╔══

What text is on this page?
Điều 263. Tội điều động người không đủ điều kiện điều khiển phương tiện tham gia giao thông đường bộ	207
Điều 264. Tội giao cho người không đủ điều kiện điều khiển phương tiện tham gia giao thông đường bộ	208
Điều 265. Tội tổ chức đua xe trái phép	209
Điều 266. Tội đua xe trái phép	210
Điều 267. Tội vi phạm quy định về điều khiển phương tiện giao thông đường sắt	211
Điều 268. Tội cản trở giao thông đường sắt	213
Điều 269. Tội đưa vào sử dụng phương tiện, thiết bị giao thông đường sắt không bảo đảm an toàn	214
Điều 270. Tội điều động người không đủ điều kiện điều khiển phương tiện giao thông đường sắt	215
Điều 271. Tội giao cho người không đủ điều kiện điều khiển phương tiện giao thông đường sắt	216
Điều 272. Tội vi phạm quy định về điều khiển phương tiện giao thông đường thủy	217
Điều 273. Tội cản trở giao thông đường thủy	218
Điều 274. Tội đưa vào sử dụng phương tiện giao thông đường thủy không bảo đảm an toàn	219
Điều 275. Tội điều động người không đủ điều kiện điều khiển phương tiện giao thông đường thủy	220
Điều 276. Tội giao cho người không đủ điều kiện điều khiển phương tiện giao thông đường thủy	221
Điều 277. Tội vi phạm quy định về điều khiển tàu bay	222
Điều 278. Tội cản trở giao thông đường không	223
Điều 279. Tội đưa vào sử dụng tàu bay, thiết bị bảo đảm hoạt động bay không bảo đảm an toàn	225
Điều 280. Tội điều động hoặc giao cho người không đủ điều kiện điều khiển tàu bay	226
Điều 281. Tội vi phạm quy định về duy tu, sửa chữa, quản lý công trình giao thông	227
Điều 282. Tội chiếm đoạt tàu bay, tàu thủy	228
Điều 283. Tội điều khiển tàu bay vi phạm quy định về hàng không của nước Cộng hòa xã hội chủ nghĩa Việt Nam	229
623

╚══

Reproduce the entries above in full by retyping them exactly.

What text is on this page?
Điều 263. Tội điều động người không đủ điều kiện điều khiển phương tiện tham gia giao thông đường bộ	207
Điều 264. Tội giao cho người không đủ điều kiện điều khiển phương tiện tham gia giao thông đường bộ	208
Điều 265. Tội tổ chức đua xe trái phép	209
Điều 266. Tội đua xe trái phép	210
Điều 267. Tội vi phạm quy định về điều khiển phương tiện giao thông đường sắt	211
Điều 268. Tội cản trở giao thông đường sắt	213
Điều 269. Tội đưa vào sử dụng phương tiện, thiết bị giao thông đường sắt không bảo đảm an toàn	214
Điều 270. Tội điều động người không đủ điều kiện điều khiển phương tiện giao thông đường sắt	215
Điều 271. Tội giao cho người không đủ điều kiện điều khiển phương tiện giao thông đường sắt	216
Điều 272. Tội vi phạm quy định về điều khiển phương tiện giao thông đường thủy	217
Điều 273. Tội cản trở giao thông đường thủy	218
Điều 274. Tội đưa vào sử dụng phương tiện giao thông đường thủy không bảo đảm an toàn	219
Điều 275. Tội điều động người không đủ điều kiện điều khiển phương tiện giao thông đường thủy	220
Điều 276. Tội giao cho người không đủ điều kiện điều khiển phương tiện giao thông đường thủy	221
Điều 277. Tội vi phạm quy định về điều khiển tàu bay	222
Điều 278. Tội cản trở giao thông đường không	223
Điều 279. Tội đưa vào sử dụng tàu bay, thiết bị bảo đảm hoạt động bay không bảo đảm an toàn	225
Điều 280. Tội điều động hoặc giao cho người không đủ điều kiện điều khiển tàu bay	226
Điều 281. Tội vi phạm quy định về duy tu, sửa chữa, quản lý công trình giao thông	227
Điều 282. Tội chiếm đoạt tàu bay, tàu thủy	228
Điều 283. Tội điều khiển tàu bay vi phạm quy định về hàng không của nước Cộng hòa xã hội chủ nghĩa Việt Nam	229
623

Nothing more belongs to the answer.